Collected data entries
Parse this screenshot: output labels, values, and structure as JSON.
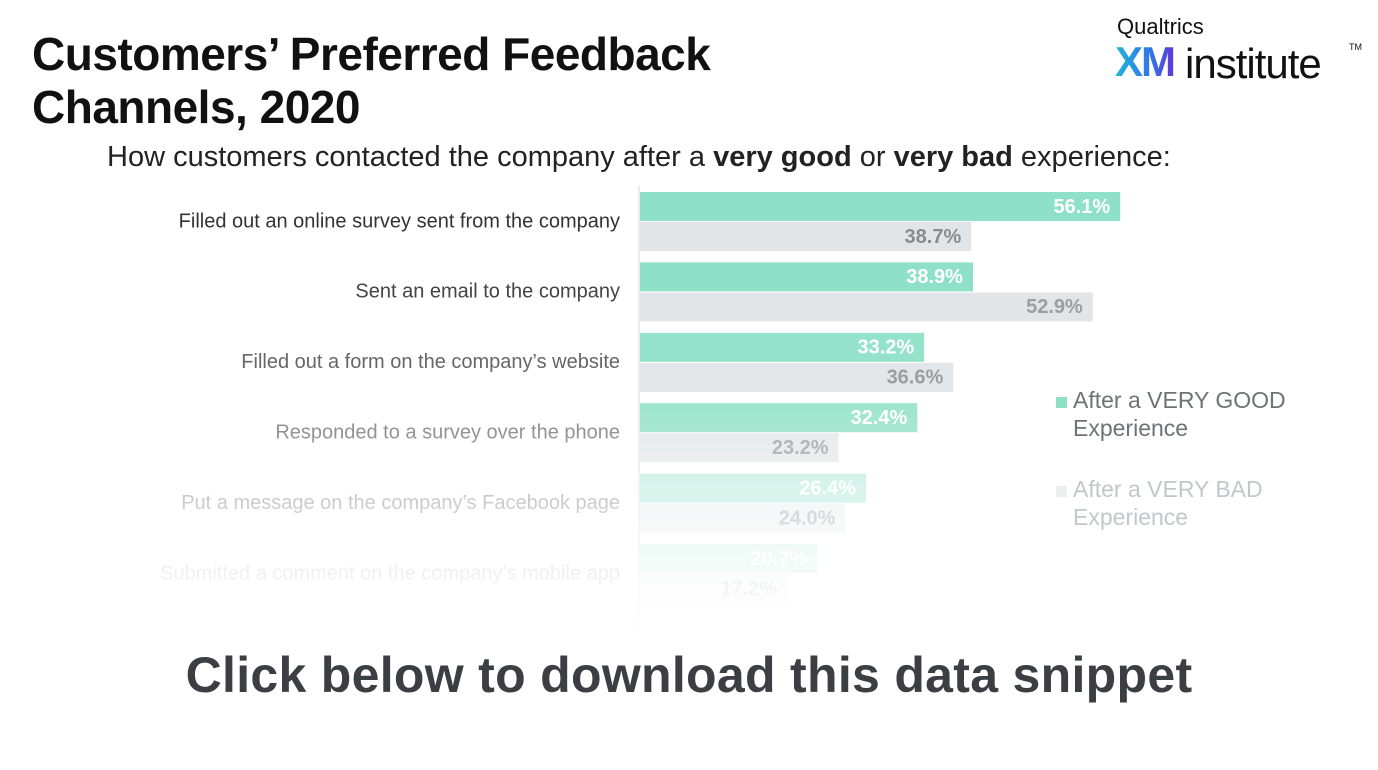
{
  "header": {
    "title": "Customers’ Preferred Feedback Channels, 2020",
    "subtitle_before": "How customers contacted the company after a ",
    "subtitle_good": "very good",
    "subtitle_or": " or ",
    "subtitle_bad": "very bad",
    "subtitle_after": " experience:"
  },
  "logo": {
    "top": "Qualtrics",
    "xm": "XM",
    "institute": "institute",
    "tm": "TM"
  },
  "legend": {
    "good": "After a VERY GOOD Experience",
    "bad": "After a VERY BAD Experience"
  },
  "cta": {
    "text": "Click below to download this data snippet"
  },
  "chart_data": {
    "type": "bar",
    "orientation": "horizontal",
    "categories": [
      "Filled out an online survey sent from the company",
      "Sent an email to the company",
      "Filled out a form on the company’s website",
      "Responded to a survey over the phone",
      "Put a message on the company’s Facebook page",
      "Submitted a comment on the company’s mobile app"
    ],
    "series": [
      {
        "name": "After a VERY GOOD Experience",
        "values": [
          56.1,
          38.9,
          33.2,
          32.4,
          26.4,
          20.7
        ],
        "color": "#8ee0c6"
      },
      {
        "name": "After a VERY BAD Experience",
        "values": [
          38.7,
          52.9,
          36.6,
          23.2,
          24.0,
          17.2
        ],
        "color": "#e2e5e8"
      }
    ],
    "value_format": "%",
    "xlim": [
      0,
      100
    ],
    "legend_position": "right",
    "grid": false
  }
}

**Task instructions**
Set down all the data again exactly as above, pictures excluded.

**Solution to the exercise**
Parse this screenshot: output labels, values, and structure as JSON.
{
  "header": {
    "title": "Customers’ Preferred Feedback Channels, 2020",
    "subtitle_before": "How customers contacted the company after a ",
    "subtitle_good": "very good",
    "subtitle_or": " or ",
    "subtitle_bad": "very bad",
    "subtitle_after": " experience:"
  },
  "logo": {
    "top": "Qualtrics",
    "xm": "XM",
    "institute": "institute",
    "tm": "TM"
  },
  "legend": {
    "good": "After a VERY GOOD Experience",
    "bad": "After a VERY BAD Experience"
  },
  "cta": {
    "text": "Click below to download this data snippet"
  },
  "chart_data": {
    "type": "bar",
    "orientation": "horizontal",
    "categories": [
      "Filled out an online survey sent from the company",
      "Sent an email to the company",
      "Filled out a form on the company’s website",
      "Responded to a survey over the phone",
      "Put a message on the company’s Facebook page",
      "Submitted a comment on the company’s mobile app"
    ],
    "series": [
      {
        "name": "After a VERY GOOD Experience",
        "values": [
          56.1,
          38.9,
          33.2,
          32.4,
          26.4,
          20.7
        ],
        "color": "#8ee0c6"
      },
      {
        "name": "After a VERY BAD Experience",
        "values": [
          38.7,
          52.9,
          36.6,
          23.2,
          24.0,
          17.2
        ],
        "color": "#e2e5e8"
      }
    ],
    "value_format": "%",
    "xlim": [
      0,
      100
    ],
    "legend_position": "right",
    "grid": false
  }
}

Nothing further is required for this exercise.